__Your goal__:
Check each line of the listing, and copy it if it contains the word "timestamp".

══ Supplied records

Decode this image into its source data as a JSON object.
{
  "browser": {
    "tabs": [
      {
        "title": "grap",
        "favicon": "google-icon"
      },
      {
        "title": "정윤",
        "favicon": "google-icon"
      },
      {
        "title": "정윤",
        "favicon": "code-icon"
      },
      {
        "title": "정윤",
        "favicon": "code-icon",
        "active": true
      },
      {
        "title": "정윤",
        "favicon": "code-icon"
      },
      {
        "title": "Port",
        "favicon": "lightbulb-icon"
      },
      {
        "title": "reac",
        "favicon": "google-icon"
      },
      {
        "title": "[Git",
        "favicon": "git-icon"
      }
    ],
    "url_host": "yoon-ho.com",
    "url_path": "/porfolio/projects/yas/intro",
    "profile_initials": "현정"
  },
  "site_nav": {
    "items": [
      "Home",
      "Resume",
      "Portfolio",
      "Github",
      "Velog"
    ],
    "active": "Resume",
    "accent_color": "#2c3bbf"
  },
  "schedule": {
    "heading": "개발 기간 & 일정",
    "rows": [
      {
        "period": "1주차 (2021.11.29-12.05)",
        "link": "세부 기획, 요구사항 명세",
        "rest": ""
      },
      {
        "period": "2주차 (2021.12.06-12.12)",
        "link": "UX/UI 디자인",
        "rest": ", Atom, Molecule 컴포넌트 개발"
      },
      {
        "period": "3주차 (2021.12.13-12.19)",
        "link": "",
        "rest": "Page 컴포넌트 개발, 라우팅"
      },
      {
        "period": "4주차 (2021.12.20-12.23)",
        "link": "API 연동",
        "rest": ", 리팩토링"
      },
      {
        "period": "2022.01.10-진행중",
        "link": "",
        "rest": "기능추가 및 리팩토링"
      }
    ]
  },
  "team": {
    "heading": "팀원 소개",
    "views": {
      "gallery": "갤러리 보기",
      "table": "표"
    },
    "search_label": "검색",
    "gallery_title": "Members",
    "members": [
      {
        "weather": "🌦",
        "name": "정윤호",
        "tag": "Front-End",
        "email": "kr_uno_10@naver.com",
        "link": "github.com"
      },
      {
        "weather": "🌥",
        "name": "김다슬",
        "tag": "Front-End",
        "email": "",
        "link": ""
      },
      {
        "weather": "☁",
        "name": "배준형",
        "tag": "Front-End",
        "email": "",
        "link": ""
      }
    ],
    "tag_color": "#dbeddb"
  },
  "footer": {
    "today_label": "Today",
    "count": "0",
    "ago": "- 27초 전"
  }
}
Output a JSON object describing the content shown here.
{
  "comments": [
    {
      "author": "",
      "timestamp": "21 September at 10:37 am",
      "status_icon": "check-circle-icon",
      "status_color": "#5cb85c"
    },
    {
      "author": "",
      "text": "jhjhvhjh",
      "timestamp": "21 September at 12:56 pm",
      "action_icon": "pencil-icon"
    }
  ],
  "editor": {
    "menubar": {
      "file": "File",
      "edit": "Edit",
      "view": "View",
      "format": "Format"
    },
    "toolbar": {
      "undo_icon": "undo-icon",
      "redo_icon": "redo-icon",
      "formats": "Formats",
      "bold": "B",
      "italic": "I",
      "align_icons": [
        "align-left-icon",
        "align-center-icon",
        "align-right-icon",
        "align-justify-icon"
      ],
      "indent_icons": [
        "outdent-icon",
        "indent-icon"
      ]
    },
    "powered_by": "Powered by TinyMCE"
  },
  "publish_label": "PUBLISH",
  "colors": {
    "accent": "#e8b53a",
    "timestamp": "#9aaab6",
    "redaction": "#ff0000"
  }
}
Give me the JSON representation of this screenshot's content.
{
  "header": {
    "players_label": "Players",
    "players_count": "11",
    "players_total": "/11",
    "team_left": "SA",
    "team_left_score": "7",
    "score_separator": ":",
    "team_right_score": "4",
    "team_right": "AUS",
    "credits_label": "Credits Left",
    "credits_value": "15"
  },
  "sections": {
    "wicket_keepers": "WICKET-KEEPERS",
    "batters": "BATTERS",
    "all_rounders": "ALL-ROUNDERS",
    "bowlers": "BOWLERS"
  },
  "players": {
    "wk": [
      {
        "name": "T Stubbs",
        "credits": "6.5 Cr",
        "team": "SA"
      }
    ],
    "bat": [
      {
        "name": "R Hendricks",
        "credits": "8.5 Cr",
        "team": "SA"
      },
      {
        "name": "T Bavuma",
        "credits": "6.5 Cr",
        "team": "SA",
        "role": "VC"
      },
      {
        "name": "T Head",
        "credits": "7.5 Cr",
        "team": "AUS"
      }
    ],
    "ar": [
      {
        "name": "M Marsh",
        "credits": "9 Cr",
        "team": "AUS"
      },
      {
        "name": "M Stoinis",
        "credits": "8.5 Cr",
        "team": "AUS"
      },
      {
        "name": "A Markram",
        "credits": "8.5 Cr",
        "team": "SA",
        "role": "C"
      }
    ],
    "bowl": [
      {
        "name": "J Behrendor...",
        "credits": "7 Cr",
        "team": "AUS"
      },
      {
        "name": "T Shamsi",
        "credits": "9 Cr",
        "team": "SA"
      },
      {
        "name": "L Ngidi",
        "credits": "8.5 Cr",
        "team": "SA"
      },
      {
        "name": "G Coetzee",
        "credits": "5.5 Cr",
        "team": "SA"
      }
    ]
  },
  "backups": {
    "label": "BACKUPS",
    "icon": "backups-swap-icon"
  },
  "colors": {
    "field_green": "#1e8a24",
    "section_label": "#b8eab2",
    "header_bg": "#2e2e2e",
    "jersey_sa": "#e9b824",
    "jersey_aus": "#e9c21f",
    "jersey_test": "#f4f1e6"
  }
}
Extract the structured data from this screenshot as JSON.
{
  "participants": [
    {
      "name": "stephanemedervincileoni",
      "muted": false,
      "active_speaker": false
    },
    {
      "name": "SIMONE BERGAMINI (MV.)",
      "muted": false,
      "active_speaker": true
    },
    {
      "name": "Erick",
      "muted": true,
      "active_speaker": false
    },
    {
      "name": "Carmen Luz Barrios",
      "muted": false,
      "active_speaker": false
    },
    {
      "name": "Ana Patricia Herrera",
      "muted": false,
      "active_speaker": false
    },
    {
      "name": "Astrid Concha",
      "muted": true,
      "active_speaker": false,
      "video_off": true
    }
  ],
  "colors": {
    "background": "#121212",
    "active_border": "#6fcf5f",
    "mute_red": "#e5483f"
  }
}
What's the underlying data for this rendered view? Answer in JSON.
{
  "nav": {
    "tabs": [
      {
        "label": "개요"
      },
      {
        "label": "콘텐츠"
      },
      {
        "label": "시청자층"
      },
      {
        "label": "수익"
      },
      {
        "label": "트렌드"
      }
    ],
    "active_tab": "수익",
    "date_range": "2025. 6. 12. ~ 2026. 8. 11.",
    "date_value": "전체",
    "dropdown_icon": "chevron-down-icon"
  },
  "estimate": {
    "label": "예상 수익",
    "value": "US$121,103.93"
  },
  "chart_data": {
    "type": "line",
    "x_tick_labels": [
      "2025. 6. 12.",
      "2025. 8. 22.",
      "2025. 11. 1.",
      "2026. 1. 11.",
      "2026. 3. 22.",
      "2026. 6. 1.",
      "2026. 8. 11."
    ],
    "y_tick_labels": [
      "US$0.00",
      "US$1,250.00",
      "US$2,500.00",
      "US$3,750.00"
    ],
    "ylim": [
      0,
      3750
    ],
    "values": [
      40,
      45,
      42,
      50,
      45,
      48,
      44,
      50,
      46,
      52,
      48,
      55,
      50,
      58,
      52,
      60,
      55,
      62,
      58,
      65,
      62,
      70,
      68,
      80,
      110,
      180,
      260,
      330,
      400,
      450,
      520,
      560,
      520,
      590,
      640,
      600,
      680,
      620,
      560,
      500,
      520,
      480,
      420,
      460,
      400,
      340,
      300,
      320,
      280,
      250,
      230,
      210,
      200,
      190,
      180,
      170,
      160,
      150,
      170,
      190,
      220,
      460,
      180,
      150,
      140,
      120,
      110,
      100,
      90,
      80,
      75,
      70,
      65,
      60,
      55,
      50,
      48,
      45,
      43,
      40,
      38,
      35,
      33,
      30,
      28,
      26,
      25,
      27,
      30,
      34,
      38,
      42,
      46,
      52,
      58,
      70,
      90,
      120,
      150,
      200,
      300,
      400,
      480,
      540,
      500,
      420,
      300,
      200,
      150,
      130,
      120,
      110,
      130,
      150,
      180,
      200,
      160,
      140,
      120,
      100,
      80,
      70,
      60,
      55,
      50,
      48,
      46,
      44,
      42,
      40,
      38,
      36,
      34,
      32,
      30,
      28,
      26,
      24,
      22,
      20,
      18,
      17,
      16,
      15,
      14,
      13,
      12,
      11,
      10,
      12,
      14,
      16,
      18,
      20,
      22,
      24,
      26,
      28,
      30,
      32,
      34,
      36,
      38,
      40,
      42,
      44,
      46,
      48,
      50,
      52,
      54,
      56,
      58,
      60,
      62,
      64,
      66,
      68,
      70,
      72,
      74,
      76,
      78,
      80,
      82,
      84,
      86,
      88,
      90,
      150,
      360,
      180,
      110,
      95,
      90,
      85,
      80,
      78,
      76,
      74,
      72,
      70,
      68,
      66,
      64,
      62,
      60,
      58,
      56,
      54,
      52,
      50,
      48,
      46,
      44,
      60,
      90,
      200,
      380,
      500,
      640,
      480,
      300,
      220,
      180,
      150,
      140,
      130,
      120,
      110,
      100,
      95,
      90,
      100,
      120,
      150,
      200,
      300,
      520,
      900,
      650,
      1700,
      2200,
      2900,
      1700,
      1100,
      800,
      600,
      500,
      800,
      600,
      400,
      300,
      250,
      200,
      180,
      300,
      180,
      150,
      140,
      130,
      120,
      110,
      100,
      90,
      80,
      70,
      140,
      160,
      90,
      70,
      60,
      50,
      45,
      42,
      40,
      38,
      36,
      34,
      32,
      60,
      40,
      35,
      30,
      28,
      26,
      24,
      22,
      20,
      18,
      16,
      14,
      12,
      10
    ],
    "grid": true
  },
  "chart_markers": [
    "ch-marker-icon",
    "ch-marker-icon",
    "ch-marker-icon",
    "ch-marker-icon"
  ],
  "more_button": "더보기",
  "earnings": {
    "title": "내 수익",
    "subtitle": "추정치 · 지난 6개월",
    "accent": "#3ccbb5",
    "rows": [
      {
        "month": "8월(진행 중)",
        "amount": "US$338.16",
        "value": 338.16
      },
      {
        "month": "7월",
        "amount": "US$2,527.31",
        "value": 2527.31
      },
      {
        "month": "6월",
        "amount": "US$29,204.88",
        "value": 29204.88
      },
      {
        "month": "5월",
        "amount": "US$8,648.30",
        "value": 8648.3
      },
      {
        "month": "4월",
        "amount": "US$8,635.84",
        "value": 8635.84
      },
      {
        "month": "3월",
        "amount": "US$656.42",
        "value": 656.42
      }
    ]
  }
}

════

__Answer to this problem__:
      "timestamp": "21 September at 10:37 am",
      "timestamp": "21 September at 12:56 pm",
    "timestamp": "#9aaab6",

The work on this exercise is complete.